◆ TASK DESCRIPTION:
Go through the listing and return every line with "کارگران" in it.

▬▬▬▬▬▬

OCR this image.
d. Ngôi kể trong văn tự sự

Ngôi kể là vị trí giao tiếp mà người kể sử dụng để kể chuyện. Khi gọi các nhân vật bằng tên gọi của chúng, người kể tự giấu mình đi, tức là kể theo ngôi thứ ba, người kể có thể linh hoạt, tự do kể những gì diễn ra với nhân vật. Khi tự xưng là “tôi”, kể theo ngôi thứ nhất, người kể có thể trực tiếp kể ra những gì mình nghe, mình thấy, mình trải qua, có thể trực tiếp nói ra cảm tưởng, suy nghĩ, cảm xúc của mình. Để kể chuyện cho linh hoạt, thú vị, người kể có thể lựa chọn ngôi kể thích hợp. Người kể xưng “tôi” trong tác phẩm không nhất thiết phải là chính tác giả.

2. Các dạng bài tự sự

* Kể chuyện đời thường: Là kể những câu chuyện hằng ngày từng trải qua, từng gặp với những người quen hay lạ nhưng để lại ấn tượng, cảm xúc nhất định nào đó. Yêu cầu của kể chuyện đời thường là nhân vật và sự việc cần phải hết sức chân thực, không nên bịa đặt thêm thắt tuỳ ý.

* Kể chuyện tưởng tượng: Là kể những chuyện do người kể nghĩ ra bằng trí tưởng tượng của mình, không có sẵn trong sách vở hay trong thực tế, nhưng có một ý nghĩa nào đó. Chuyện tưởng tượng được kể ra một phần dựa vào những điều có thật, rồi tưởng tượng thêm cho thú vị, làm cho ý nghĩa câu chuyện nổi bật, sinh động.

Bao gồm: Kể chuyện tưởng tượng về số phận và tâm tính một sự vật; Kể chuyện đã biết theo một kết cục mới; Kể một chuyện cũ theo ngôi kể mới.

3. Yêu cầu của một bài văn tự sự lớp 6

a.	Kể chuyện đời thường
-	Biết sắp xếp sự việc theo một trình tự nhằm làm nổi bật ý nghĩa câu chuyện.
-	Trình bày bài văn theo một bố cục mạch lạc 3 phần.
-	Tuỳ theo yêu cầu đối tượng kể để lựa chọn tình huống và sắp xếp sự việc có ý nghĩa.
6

▬▬▬▬▬▬

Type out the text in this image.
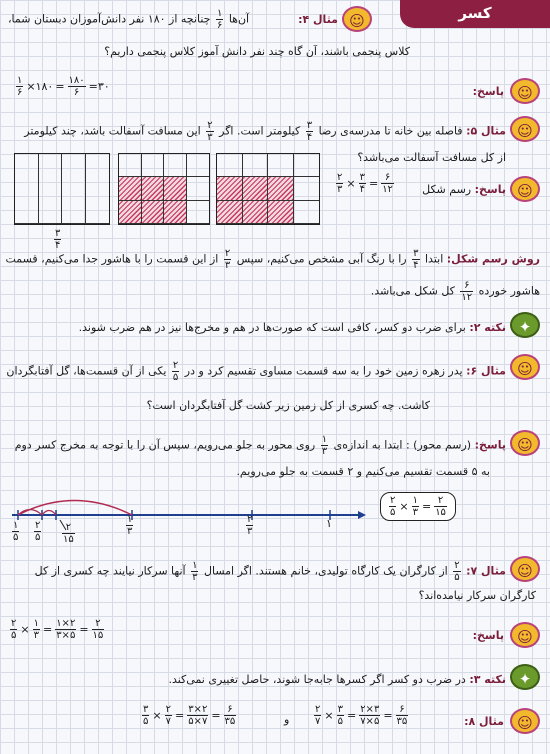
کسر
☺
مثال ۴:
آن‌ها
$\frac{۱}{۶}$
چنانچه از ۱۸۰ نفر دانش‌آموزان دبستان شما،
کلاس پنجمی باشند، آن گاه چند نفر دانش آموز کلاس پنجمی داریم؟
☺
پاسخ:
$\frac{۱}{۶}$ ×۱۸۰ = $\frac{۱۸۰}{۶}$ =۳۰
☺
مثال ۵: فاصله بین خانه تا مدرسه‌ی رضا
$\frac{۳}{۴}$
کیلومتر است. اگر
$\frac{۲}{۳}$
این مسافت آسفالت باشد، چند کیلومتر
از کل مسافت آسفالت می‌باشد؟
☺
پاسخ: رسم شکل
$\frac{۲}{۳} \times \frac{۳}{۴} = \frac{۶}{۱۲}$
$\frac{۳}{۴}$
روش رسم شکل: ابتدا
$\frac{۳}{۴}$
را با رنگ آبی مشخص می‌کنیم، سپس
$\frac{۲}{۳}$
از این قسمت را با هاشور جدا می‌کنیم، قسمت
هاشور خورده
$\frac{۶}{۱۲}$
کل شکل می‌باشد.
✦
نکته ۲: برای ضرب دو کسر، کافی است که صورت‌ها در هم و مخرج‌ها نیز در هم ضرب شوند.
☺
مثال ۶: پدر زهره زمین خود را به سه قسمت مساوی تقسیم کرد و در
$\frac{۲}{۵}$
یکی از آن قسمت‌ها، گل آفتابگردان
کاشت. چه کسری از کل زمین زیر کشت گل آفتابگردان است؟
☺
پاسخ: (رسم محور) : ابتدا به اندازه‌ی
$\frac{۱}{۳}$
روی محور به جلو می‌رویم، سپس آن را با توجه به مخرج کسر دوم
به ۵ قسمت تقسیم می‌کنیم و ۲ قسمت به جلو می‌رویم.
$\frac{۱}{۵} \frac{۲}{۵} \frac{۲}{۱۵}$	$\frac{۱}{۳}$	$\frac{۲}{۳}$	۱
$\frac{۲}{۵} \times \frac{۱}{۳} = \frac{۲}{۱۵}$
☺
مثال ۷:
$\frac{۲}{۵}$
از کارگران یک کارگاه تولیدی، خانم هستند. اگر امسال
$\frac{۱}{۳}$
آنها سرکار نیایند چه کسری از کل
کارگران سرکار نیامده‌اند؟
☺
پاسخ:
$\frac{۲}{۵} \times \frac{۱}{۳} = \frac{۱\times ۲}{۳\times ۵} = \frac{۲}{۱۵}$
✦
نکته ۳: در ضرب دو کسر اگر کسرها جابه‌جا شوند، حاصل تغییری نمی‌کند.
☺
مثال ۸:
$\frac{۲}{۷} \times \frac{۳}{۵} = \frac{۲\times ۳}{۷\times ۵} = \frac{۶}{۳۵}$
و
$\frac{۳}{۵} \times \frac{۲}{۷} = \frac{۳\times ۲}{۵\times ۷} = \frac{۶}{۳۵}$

▬▬▬▬▬▬

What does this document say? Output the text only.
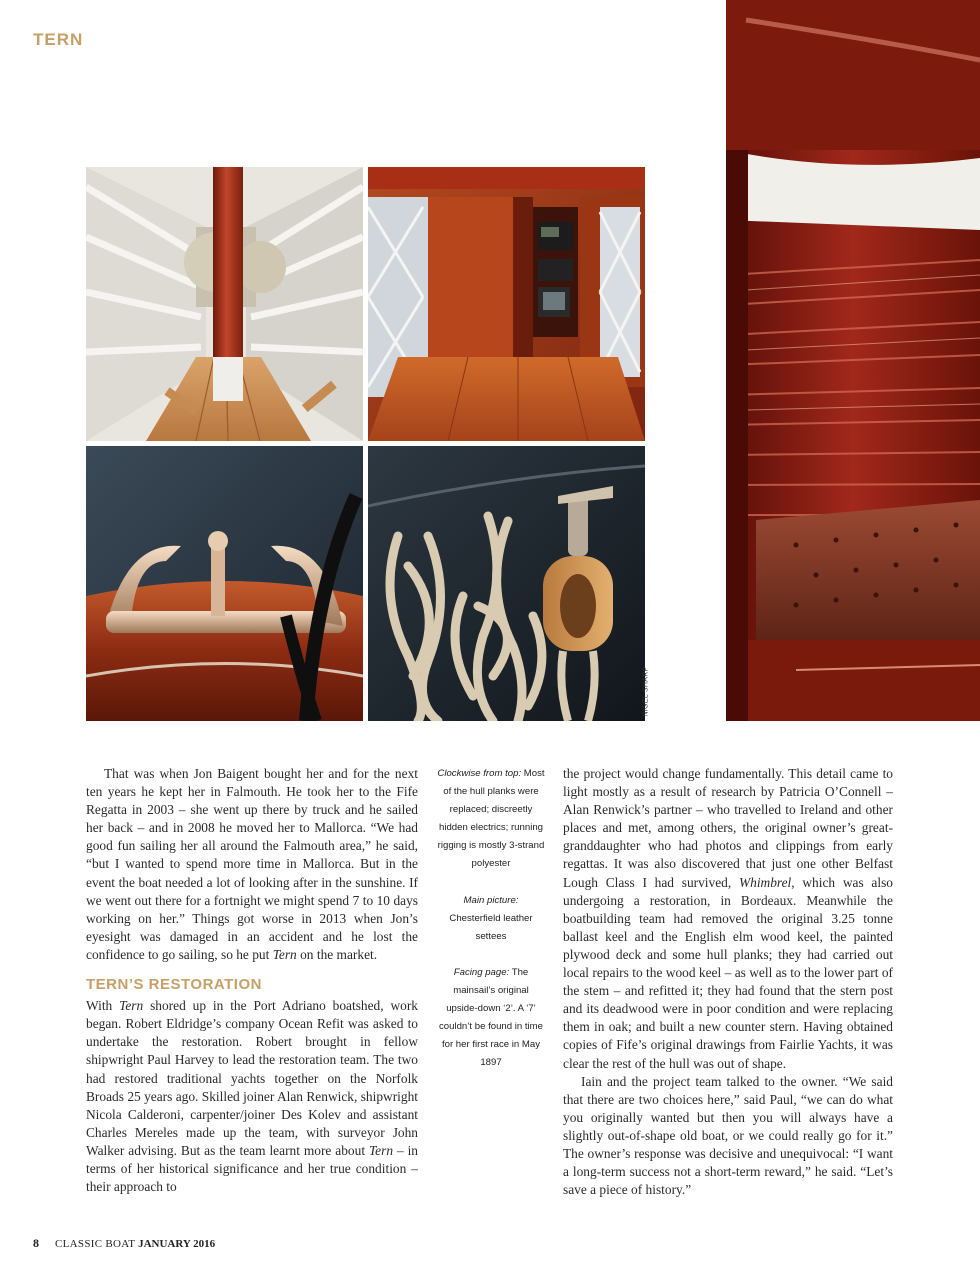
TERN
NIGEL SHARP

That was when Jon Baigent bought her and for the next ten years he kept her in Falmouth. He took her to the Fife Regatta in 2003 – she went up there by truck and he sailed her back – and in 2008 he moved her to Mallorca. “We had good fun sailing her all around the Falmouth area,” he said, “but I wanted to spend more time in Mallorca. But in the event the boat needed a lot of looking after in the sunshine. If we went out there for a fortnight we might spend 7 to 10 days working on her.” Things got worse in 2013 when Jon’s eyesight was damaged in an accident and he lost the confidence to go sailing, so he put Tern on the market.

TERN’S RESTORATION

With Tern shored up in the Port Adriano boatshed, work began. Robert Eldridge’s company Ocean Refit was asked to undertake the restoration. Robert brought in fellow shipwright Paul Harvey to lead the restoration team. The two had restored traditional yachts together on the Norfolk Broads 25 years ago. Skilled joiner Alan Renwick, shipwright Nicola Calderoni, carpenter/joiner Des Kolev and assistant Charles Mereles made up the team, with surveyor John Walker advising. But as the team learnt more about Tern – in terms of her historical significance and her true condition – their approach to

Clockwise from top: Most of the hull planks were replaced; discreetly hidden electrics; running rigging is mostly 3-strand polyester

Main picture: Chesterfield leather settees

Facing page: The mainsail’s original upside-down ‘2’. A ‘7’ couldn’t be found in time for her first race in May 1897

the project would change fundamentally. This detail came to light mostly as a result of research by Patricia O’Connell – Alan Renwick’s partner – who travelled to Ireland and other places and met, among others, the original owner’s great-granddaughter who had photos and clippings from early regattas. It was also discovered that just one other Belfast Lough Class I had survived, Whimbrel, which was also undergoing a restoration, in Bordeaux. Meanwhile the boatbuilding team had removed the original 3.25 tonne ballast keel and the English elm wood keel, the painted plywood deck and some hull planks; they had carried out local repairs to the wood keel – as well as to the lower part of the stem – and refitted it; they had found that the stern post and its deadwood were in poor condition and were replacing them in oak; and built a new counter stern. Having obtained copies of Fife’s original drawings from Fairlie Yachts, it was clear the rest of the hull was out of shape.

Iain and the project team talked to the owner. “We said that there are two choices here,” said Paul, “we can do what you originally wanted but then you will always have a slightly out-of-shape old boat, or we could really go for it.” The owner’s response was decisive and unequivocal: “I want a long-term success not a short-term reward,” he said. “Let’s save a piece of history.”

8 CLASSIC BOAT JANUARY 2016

▬▬▬▬▬▬

◆ OUTPUT:
از کارگران یک کارگاه تولیدی، خانم هستند. اگر امسال
کارگران سرکار نیامده‌اند؟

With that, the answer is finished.